▸ PROMPT
In the data that follows, find the line containing "Extract the structured data from this screenshot"; then quote that line and every line after it, exactly, through the last one.

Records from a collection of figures
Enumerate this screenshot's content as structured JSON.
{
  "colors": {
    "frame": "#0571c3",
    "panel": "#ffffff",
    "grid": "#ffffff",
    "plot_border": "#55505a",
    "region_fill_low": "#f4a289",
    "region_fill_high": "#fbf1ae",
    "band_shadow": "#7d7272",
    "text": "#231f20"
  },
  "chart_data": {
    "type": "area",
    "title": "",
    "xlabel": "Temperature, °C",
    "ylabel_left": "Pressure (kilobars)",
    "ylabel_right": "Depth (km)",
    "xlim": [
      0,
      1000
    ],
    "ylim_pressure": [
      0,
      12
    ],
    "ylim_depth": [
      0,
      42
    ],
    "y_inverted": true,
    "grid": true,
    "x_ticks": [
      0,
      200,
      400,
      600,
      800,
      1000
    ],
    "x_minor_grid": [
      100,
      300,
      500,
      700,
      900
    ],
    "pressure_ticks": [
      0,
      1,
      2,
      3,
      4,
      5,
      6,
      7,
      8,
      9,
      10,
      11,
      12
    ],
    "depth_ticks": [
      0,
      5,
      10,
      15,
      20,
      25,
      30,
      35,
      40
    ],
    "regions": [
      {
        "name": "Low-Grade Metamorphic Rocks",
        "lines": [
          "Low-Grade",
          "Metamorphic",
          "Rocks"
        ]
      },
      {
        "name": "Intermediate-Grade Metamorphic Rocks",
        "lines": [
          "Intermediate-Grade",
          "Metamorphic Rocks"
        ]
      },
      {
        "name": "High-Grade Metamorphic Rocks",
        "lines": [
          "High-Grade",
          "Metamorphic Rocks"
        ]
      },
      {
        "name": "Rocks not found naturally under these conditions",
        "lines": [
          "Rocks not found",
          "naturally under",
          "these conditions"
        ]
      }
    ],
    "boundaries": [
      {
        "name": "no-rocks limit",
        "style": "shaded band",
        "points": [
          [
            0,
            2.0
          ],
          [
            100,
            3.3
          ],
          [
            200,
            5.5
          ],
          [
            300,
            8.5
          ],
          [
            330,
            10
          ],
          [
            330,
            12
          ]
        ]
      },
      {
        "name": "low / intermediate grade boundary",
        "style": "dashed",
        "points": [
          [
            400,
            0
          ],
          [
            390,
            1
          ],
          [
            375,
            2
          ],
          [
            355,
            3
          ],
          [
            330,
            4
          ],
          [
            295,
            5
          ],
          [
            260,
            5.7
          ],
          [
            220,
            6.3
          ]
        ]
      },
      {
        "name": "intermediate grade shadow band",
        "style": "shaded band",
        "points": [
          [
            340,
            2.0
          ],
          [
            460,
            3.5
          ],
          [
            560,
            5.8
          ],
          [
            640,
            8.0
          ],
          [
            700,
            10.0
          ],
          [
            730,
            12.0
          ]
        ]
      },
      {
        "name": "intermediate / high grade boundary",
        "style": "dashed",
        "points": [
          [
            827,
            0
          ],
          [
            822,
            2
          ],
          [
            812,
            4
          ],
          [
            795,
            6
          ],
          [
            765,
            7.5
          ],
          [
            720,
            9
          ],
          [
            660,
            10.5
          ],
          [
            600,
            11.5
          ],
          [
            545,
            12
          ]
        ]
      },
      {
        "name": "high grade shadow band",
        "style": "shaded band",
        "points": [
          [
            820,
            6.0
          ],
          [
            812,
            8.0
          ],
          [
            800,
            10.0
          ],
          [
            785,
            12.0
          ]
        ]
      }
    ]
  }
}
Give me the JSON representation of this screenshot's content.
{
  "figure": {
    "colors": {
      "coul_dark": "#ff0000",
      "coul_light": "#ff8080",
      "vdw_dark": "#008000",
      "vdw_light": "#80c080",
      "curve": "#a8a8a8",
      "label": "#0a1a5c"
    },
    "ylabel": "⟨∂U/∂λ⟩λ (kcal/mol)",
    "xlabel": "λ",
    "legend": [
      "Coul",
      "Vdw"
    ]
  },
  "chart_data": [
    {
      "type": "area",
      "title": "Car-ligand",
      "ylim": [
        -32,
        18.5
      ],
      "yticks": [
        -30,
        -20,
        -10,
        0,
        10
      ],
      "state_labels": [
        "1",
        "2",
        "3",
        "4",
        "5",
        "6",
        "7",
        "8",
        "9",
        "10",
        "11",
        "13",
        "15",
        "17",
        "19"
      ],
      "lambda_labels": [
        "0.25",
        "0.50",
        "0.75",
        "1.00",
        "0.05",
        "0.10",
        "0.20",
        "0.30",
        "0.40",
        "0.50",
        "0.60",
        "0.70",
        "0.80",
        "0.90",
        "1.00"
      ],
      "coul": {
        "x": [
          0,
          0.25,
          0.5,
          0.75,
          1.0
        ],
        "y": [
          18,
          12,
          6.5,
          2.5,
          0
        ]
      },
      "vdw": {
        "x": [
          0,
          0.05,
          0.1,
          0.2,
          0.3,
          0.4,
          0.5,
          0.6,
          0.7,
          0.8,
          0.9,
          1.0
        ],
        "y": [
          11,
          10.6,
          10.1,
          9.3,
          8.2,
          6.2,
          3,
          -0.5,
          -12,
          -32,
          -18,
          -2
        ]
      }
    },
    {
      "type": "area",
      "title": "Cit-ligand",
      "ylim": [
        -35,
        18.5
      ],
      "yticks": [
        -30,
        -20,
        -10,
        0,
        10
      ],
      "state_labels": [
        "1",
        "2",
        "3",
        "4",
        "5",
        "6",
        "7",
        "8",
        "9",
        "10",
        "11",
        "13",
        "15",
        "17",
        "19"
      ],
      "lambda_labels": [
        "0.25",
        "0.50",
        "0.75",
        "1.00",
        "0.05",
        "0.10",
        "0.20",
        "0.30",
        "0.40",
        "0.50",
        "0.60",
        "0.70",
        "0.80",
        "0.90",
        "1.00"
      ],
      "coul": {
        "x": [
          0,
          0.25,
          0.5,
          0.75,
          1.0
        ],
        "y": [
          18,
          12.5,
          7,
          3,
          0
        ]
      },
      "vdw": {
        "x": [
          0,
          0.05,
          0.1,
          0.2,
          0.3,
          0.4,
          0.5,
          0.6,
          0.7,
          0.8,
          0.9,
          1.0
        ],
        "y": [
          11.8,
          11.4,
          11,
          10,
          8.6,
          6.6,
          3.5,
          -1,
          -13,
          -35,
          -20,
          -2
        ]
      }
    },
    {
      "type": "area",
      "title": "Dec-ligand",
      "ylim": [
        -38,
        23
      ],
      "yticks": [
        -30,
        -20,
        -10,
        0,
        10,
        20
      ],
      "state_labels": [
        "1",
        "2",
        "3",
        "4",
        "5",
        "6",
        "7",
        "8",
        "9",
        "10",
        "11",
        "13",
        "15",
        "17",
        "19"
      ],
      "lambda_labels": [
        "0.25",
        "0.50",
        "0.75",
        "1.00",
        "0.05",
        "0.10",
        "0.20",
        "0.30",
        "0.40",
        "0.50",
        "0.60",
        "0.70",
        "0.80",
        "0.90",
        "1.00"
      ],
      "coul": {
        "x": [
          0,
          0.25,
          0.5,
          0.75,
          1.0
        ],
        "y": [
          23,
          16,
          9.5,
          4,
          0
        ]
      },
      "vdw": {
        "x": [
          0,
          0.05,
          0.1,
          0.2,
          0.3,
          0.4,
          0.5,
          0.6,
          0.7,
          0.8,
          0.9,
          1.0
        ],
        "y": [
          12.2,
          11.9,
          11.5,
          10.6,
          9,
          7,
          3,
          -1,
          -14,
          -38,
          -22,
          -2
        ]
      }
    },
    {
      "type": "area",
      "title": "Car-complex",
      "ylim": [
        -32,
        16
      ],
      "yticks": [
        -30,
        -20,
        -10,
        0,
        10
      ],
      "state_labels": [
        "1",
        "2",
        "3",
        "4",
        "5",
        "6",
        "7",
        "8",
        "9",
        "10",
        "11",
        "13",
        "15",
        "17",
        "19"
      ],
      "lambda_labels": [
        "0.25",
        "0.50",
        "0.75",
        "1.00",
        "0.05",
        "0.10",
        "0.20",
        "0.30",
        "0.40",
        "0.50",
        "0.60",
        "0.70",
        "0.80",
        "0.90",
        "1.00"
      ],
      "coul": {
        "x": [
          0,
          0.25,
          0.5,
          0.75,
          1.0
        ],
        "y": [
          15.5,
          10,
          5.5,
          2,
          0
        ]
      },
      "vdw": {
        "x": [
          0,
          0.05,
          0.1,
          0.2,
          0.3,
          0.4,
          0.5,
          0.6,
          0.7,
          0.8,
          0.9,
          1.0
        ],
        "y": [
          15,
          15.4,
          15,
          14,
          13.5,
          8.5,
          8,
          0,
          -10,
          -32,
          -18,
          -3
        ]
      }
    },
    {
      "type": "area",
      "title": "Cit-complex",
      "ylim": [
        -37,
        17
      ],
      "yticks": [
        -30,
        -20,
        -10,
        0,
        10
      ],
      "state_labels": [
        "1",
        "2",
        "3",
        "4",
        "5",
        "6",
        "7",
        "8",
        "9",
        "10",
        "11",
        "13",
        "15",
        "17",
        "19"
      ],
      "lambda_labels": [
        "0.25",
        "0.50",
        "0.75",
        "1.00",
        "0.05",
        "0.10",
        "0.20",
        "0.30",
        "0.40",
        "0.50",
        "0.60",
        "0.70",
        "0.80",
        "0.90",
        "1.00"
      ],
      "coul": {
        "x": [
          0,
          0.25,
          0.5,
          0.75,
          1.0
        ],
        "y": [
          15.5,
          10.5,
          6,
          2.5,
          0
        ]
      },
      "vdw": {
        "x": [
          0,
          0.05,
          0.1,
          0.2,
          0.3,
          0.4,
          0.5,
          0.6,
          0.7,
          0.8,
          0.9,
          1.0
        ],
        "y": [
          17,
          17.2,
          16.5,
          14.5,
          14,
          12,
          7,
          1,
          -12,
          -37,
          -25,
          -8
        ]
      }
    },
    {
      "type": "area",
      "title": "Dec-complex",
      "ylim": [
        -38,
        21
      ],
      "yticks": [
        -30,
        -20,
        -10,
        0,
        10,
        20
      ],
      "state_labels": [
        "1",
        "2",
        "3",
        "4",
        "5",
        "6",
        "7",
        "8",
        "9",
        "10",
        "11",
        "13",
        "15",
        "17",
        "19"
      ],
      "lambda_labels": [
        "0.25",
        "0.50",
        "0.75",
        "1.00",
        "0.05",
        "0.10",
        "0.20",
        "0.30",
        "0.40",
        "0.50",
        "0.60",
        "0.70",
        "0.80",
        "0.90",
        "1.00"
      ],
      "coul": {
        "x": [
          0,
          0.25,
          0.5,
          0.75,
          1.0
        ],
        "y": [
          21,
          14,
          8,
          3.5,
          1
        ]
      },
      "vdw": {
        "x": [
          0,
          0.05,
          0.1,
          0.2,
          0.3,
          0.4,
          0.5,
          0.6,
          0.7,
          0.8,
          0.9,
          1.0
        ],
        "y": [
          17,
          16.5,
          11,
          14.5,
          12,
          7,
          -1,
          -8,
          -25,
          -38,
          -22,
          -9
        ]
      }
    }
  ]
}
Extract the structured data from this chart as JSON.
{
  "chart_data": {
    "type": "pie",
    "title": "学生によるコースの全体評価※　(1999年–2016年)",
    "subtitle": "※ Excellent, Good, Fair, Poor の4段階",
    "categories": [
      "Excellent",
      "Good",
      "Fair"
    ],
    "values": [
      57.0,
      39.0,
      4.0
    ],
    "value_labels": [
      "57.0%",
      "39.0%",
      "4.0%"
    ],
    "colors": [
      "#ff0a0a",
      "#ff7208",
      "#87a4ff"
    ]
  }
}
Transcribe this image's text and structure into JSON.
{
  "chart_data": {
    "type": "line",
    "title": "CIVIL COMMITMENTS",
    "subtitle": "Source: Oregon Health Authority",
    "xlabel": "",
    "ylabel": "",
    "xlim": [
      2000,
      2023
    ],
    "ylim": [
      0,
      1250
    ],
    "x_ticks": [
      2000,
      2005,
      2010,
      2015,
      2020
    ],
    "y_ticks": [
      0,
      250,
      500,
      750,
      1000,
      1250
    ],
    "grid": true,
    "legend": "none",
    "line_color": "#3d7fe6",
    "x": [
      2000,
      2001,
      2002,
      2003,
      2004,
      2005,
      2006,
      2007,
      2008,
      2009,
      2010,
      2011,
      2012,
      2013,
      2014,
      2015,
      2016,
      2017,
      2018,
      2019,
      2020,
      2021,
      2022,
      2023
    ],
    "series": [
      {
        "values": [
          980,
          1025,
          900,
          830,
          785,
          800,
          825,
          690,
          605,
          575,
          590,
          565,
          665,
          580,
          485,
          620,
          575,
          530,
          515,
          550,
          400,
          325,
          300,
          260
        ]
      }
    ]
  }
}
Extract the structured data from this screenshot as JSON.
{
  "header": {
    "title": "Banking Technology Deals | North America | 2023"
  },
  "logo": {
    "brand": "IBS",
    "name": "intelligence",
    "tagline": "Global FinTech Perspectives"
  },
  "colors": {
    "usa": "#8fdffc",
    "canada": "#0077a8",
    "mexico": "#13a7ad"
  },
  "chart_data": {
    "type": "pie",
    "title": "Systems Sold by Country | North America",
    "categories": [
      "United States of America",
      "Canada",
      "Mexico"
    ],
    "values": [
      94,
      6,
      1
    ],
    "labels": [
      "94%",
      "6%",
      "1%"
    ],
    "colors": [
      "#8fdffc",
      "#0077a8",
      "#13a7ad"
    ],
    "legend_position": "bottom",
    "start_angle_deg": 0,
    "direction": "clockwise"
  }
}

▸ SOLUTION
Extract the structured data from this screenshot as JSON.
{
  "header": {
    "title": "Banking Technology Deals | North America | 2023"
  },
  "logo": {
    "brand": "IBS",
    "name": "intelligence",
    "tagline": "Global FinTech Perspectives"
  },
  "colors": {
    "usa": "#8fdffc",
    "canada": "#0077a8",
    "mexico": "#13a7ad"
  },
  "chart_data": {
    "type": "pie",
    "title": "Systems Sold by Country | North America",
    "categories": [
      "United States of America",
      "Canada",
      "Mexico"
    ],
    "values": [
      94,
      6,
      1
    ],
    "labels": [
      "94%",
      "6%",
      "1%"
    ],
    "colors": [
      "#8fdffc",
      "#0077a8",
      "#13a7ad"
    ],
    "legend_position": "bottom",
    "start_angle_deg": 0,
    "direction": "clockwise"
  }
}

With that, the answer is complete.